Directions for this task
Only lines holding the word "Default" should be copied from the material.

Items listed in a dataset

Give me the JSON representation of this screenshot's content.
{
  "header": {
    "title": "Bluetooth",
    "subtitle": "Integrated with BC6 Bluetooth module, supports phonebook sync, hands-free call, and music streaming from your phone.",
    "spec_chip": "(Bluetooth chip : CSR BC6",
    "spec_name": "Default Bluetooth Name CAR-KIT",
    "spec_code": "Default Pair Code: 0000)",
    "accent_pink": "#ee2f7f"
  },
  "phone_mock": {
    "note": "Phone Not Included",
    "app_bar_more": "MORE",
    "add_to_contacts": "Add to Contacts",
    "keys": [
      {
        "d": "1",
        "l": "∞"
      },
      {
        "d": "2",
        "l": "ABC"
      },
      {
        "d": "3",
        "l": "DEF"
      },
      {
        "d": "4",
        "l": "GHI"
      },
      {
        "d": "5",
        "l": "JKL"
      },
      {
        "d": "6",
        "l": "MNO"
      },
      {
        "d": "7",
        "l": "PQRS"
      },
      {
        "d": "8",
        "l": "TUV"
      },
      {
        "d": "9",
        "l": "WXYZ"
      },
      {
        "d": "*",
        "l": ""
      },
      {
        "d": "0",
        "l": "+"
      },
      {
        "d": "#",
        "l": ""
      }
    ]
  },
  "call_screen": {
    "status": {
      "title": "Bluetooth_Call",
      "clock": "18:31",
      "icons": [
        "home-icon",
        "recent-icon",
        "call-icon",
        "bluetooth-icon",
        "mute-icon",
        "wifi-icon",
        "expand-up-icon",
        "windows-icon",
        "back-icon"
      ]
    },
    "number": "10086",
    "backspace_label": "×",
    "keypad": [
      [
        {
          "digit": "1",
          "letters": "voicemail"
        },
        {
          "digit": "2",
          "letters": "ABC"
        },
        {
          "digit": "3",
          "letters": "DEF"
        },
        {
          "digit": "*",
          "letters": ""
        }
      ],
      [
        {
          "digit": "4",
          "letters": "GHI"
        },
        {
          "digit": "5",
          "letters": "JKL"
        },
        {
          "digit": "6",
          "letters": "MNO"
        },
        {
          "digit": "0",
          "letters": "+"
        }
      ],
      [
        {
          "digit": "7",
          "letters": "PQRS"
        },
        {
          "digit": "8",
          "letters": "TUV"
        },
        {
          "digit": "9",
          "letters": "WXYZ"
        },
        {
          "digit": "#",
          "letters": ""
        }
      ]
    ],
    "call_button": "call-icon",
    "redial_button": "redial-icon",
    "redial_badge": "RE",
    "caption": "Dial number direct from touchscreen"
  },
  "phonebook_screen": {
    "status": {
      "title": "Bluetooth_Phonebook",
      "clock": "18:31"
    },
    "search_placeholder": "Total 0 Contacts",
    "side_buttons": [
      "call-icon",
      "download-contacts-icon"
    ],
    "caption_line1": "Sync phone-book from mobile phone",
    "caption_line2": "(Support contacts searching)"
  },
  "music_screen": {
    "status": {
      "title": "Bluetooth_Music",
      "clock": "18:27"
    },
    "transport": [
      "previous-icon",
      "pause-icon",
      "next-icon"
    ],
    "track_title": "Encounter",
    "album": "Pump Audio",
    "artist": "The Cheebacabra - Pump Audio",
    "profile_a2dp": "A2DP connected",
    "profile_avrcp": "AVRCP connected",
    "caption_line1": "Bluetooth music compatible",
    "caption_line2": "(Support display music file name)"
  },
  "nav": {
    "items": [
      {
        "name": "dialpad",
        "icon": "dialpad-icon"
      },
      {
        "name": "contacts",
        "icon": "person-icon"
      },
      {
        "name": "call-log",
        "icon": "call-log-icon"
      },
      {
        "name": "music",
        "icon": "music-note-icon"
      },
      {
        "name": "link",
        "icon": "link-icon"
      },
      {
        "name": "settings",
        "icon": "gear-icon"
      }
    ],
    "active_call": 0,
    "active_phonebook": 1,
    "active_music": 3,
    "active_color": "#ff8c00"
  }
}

Expected answer
    "spec_name": "Default Bluetooth Name CAR-KIT",
    "spec_code": "Default Pair Code: 0000)",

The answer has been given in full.